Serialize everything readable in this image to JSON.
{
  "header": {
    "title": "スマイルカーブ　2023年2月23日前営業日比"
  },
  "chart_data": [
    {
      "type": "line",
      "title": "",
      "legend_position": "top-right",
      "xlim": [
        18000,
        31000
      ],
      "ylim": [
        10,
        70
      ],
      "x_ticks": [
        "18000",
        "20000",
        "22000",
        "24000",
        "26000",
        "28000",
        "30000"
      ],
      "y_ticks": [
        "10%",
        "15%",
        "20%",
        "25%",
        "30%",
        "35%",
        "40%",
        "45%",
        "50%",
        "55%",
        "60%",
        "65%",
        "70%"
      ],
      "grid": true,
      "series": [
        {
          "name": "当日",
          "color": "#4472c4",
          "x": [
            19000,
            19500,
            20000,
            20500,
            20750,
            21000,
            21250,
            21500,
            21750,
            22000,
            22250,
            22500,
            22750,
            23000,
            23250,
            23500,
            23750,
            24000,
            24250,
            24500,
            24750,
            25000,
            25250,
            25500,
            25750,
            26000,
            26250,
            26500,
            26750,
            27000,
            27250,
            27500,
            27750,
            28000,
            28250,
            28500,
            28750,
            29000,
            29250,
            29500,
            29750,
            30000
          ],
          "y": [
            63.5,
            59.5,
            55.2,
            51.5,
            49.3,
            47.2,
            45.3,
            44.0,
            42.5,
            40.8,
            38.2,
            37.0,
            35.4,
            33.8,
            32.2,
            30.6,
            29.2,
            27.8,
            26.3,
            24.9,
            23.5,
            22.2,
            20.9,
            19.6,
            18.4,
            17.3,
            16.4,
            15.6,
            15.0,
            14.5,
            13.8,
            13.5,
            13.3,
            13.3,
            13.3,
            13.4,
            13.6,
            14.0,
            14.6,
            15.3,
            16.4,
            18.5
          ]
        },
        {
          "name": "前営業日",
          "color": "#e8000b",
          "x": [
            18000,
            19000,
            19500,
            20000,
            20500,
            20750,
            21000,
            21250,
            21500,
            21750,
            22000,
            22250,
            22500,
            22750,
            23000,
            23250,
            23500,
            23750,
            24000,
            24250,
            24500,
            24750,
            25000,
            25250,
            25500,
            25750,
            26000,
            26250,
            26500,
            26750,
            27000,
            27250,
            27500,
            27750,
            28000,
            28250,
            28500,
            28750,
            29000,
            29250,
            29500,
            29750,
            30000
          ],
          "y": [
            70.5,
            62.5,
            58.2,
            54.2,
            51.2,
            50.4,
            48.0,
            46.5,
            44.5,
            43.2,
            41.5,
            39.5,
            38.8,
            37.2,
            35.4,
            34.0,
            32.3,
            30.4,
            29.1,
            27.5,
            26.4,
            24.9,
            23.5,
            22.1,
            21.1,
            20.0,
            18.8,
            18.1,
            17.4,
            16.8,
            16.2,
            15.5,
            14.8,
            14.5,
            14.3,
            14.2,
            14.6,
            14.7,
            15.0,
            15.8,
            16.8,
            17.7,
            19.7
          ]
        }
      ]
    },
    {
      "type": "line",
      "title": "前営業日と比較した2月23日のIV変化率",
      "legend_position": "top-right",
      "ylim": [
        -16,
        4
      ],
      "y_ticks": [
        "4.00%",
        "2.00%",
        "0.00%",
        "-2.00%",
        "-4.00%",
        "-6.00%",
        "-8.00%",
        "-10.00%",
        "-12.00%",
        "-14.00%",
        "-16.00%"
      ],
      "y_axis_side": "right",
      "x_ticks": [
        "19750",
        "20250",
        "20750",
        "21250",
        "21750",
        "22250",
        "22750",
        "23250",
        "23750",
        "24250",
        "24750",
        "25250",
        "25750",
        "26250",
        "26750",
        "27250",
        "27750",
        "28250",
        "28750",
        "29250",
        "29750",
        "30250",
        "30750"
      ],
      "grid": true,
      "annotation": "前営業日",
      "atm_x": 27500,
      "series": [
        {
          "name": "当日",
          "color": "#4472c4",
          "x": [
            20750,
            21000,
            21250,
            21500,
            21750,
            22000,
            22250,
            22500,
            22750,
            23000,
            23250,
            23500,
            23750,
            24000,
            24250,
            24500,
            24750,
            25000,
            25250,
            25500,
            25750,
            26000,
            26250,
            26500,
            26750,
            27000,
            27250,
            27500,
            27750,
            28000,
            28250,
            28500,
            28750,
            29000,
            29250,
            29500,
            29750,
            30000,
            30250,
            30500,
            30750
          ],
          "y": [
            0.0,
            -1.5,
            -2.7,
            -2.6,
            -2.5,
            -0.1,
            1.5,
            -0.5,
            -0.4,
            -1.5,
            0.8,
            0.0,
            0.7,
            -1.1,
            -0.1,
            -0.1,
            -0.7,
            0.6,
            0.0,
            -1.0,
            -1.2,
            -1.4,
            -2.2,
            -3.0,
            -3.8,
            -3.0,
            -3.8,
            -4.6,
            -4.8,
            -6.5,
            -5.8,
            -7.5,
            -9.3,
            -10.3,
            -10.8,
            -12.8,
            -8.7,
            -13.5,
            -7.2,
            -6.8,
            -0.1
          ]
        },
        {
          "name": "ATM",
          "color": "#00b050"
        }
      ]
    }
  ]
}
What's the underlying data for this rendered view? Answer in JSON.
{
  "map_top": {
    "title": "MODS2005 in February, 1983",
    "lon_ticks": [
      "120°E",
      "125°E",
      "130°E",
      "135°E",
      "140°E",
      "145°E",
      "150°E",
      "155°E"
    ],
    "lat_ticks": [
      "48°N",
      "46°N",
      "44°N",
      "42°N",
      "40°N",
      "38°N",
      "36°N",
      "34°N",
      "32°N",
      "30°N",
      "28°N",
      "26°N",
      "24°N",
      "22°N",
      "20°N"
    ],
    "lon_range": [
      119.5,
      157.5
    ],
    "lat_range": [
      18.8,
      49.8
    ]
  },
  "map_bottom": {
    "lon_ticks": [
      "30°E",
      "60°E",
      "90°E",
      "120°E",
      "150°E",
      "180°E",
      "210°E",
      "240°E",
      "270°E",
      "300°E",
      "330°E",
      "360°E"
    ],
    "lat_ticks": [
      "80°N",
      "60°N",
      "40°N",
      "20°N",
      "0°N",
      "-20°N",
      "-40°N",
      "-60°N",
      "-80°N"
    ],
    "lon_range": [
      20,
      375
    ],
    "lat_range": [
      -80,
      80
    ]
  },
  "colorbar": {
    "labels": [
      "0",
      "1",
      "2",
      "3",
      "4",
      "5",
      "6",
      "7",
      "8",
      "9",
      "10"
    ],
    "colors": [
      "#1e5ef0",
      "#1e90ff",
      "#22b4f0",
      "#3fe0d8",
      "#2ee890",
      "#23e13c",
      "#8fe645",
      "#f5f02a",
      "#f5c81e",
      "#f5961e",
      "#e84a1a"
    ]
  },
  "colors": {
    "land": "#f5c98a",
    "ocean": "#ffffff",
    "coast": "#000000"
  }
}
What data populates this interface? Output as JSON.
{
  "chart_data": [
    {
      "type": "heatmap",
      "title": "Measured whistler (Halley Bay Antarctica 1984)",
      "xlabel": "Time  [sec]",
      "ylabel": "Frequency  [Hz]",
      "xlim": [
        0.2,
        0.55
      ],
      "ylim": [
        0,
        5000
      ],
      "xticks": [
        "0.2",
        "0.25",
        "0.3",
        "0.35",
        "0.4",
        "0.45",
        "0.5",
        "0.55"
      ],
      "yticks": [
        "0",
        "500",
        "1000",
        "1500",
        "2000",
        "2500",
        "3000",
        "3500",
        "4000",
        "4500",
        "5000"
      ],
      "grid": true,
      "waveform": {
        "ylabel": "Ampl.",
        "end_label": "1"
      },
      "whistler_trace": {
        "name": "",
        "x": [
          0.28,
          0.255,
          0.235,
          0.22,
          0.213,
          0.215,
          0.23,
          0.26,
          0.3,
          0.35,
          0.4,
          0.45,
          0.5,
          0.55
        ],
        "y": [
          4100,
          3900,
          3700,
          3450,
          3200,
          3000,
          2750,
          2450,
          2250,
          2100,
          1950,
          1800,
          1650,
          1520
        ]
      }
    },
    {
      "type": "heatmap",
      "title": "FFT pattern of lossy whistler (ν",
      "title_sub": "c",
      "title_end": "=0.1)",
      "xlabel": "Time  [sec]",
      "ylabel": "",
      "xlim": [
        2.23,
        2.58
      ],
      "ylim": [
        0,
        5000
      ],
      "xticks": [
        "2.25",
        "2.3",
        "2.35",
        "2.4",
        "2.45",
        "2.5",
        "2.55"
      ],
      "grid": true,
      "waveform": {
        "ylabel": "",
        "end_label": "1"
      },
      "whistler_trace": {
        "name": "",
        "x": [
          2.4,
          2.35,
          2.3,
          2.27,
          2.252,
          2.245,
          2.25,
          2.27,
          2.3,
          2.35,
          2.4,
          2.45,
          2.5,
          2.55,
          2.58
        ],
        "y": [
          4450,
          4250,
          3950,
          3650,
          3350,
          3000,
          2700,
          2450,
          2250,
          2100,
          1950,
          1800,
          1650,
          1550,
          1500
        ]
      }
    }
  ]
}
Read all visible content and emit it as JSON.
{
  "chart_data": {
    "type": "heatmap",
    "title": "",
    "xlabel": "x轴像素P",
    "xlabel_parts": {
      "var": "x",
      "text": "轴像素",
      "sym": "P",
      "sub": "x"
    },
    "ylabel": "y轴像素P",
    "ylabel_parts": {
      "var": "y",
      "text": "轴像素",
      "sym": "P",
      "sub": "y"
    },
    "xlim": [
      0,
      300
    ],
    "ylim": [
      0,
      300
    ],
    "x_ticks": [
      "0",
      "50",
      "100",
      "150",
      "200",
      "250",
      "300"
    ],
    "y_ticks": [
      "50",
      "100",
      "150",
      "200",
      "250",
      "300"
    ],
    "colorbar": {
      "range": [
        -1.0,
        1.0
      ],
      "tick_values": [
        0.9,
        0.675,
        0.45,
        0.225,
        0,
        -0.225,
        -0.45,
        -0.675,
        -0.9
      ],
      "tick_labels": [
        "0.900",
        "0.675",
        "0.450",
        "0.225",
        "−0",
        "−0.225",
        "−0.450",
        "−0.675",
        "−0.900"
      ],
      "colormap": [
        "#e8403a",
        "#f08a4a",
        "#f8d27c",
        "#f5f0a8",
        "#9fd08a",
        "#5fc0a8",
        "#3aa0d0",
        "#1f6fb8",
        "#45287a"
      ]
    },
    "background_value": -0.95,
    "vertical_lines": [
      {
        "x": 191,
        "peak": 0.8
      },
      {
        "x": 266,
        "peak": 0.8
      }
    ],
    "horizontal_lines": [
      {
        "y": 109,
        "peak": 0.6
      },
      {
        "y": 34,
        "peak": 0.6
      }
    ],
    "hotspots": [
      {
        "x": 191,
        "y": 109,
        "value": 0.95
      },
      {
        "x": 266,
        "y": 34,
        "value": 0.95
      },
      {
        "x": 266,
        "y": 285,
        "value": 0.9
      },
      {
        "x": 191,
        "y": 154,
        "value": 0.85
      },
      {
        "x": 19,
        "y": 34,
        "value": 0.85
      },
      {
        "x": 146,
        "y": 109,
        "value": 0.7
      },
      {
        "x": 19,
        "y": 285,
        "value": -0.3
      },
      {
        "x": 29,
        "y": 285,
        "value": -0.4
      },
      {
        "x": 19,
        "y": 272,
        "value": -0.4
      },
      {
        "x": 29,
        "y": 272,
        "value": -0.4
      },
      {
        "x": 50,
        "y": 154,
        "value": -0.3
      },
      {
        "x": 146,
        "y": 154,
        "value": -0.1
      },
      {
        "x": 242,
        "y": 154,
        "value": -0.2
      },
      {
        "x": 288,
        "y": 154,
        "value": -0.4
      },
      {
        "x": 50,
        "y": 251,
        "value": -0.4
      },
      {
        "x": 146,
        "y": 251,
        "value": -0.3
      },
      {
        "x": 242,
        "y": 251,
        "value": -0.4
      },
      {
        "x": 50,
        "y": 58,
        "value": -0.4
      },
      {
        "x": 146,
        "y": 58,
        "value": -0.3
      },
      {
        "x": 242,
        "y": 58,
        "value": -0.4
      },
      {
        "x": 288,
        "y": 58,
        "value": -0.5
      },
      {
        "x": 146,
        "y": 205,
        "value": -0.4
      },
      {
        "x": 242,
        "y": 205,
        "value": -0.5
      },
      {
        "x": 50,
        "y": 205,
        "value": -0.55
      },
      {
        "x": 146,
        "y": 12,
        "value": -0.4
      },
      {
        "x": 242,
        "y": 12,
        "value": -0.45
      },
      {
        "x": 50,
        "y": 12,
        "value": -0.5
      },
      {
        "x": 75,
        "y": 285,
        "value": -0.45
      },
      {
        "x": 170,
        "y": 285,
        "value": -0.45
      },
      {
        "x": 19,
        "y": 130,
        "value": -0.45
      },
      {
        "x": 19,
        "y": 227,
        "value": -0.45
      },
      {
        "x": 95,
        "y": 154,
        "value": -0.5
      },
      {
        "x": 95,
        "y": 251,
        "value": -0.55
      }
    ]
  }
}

**What you have to do:**
Pull out each line containing the word "this" and copy it.

**Written solution:**
Serialize everything readable in this image to JSON.
What's the underlying data for this rendered view? Answer in JSON.
What data populates this interface? Output as JSON.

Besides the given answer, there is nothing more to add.